■ Tarefas propostas:
1) Transcreva da crônica sobre “Matar ou Morrer” todo o trecho que vai desde “Na pacata cidade” até “para a desforra.”.
2) Indique se cada afirmação a seguir está de acordo com a crônica sobre “Matar ou Morrer”, respondendo sim ou não e citando as palavras do texto que decidem a questão: (a) o filme foi escrito por Carl Foreman; (b) a cidade de Hadleyville fica no Texas; (c) os habitantes da cidade se dispõem a ajudar o Xerife.

■ Texto fornecido:

"""

CÍCERO TAVARES - CRÔNICA E COMENTÁRIOS

Poster: o caráter alegórico e revolucionário de Matar ou Morrer

Realizado num período de neurose e perseguição política nos Estados Unidos (o macarthismo) e escrito por Carl Foreman, um dos nomes da lista negra do senador Joseph McCarthy, “Matar ou Morrer”, tem no diretor Fred Zinnemann seu primeiro desafio, tornando o primeiro ponto notável dos bastidores desta obra-prima, que foi concebido como uma resposta simbólica ao “caça às bruxas” e à cisão que então se estabelecia em Hollywood.

Na pacata cidade de Hadleyville, no Novo México, quando o Xerife Will Kane, interpretado magistralmente pelo ator Gary Cooper, está prestes a se casar com a protestante, a jovem e belíssima Grace Kelly, recebe a notícia de que Frank Miller, interpretado pelo ator Ian MacDonald) – o psicopata que Kane havia prendido anos atrás – foi solto da prisão e estava preste a chegar no trem do meio-dia à cidade para a desforra.

Enquanto os três mais odiosos cúmplices de Miller esperam na estação, o Xerife tenta conseguir ajuda. Os habitantes da cidade se recusam a arriscar suas vidas por medo de vingança. Vários relógios revelam que o meio-dia está se aproximando. “Matar ou Morrer” se passa em tempo real, com a hora fatal se aproximando enquanto a música-tema, a balada “Do Not Forsake Me, Oh My Darling”, insiste em frisar os acontecimentos. Will Kane é deixado praticamente sozinho contra quatro vilões.

"""

■ Dados fornecidos:
"""

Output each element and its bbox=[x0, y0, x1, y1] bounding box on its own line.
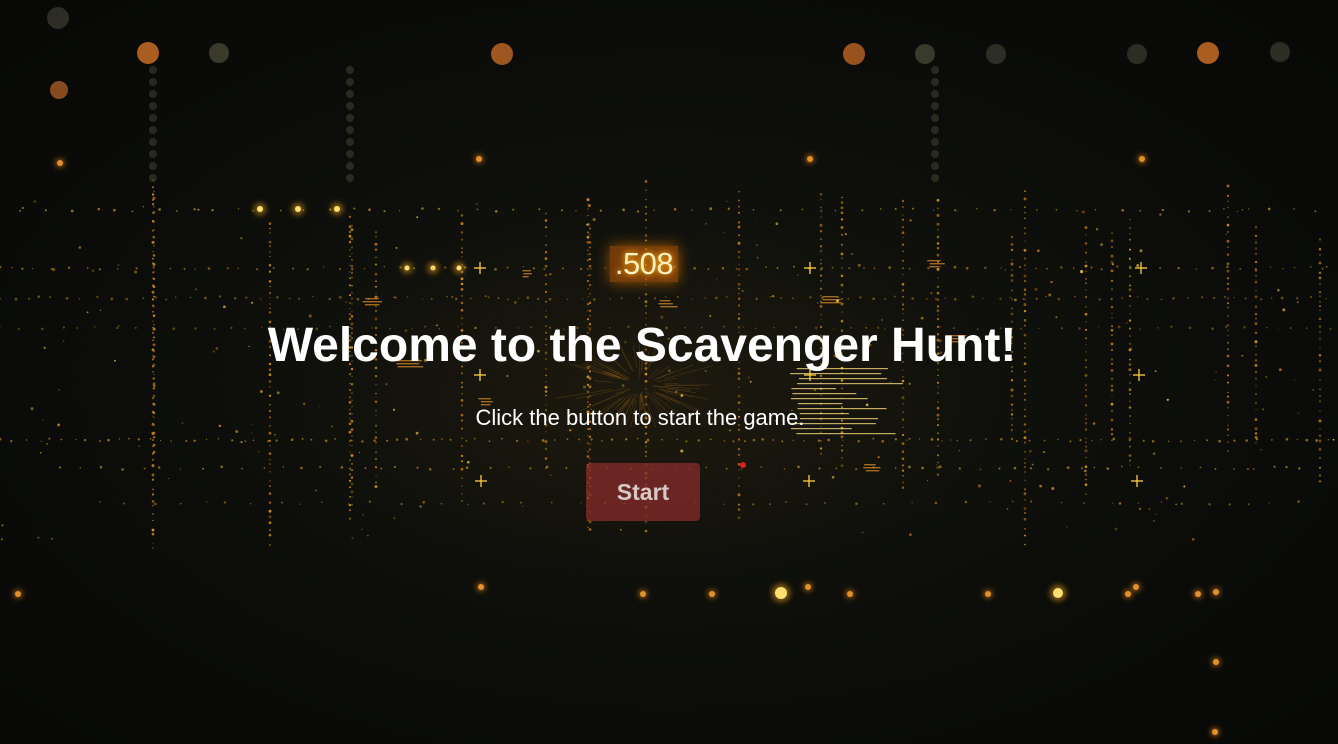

"""

■ Soluções:
1)
Na pacata cidade de Hadleyville, no Novo México, quando o Xerife Will Kane, interpretado magistralmente pelo ator Gary Cooper, está prestes a se casar com a protestante, a jovem e belíssima Grace Kelly, recebe a notícia de que Frank Miller, interpretado pelo ator Ian MacDonald) – o psicopata que Kane havia prendido anos atrás – foi solto da prisão e estava preste a chegar no trem do meio-dia à cidade para a desforra.

2)
(a) Sim: “escrito por Carl Foreman”.
(b) Não: “Na pacata cidade de Hadleyville, no Novo México”.
(c) Não: “Os habitantes da cidade se recusam a arriscar suas vidas por medo de vingança”.